**RECORD LIST:**
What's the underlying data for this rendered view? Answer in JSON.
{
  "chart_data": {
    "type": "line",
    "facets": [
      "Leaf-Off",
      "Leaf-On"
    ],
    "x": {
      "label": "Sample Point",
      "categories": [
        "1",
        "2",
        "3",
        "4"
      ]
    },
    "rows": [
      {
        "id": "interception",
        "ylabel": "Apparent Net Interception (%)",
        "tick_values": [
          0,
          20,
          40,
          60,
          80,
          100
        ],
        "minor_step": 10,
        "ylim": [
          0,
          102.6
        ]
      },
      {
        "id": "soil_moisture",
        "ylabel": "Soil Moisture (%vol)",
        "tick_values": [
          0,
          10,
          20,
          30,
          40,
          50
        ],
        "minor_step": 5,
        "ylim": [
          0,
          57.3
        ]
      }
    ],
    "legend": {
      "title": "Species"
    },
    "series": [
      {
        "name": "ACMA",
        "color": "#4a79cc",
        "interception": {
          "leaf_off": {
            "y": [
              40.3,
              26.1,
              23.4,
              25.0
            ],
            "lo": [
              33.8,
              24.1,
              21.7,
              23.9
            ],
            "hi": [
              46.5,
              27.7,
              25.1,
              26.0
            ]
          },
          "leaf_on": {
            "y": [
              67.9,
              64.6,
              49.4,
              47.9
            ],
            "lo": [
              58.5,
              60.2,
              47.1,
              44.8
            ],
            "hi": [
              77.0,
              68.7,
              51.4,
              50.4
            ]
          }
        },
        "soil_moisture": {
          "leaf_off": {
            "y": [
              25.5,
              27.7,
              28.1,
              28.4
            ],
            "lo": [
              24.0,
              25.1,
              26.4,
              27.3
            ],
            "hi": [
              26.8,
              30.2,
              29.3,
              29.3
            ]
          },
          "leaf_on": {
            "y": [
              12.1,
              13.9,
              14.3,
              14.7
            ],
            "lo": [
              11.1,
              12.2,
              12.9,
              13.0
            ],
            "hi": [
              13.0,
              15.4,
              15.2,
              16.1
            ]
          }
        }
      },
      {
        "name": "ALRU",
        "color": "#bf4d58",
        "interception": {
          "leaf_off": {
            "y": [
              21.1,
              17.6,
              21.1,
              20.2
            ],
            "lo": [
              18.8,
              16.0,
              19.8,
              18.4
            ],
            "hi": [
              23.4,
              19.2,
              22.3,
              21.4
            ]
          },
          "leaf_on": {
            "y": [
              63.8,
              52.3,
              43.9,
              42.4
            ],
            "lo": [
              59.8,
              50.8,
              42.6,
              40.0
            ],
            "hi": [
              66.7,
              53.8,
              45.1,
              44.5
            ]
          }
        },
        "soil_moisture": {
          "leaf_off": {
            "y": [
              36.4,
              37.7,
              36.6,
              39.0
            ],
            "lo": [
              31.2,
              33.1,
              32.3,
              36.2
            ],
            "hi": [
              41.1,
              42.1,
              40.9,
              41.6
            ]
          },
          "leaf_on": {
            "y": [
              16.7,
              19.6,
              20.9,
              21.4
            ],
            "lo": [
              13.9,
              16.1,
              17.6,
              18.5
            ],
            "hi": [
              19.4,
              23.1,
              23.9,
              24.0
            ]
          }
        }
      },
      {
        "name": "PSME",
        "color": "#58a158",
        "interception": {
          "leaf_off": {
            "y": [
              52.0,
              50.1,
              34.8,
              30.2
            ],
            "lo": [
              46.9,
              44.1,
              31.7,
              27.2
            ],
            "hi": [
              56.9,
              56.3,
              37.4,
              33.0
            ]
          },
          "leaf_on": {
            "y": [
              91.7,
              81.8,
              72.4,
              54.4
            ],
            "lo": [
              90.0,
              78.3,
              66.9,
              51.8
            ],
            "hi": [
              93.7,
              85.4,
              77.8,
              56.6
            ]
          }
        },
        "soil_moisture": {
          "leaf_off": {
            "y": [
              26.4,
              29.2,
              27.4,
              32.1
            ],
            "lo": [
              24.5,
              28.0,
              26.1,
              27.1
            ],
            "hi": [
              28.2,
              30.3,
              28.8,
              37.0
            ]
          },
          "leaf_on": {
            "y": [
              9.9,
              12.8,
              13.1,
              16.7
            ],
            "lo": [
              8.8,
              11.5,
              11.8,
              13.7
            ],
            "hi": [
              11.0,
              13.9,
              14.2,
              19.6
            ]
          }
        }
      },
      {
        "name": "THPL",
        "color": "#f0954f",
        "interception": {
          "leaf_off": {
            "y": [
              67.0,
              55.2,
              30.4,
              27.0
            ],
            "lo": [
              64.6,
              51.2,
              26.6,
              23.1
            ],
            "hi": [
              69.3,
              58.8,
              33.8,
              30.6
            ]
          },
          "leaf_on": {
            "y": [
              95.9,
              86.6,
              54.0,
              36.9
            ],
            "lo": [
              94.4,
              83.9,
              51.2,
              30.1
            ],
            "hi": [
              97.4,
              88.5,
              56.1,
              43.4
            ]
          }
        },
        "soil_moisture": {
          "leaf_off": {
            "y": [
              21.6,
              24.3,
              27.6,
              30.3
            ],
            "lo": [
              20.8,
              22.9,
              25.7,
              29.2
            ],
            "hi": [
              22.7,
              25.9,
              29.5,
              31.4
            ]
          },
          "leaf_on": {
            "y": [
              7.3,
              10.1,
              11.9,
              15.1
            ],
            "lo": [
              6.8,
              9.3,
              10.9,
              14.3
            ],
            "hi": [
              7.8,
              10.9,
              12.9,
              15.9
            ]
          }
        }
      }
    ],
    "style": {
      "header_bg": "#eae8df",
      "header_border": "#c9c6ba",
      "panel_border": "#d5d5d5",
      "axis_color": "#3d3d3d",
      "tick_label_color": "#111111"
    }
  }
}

**PROBLEM DESCRIPTION:** Copy each line above where the string "ylabel" occurs.

**OUTPUT:**
        "ylabel": "Apparent Net Interception (%)",
        "ylabel": "Soil Moisture (%vol)",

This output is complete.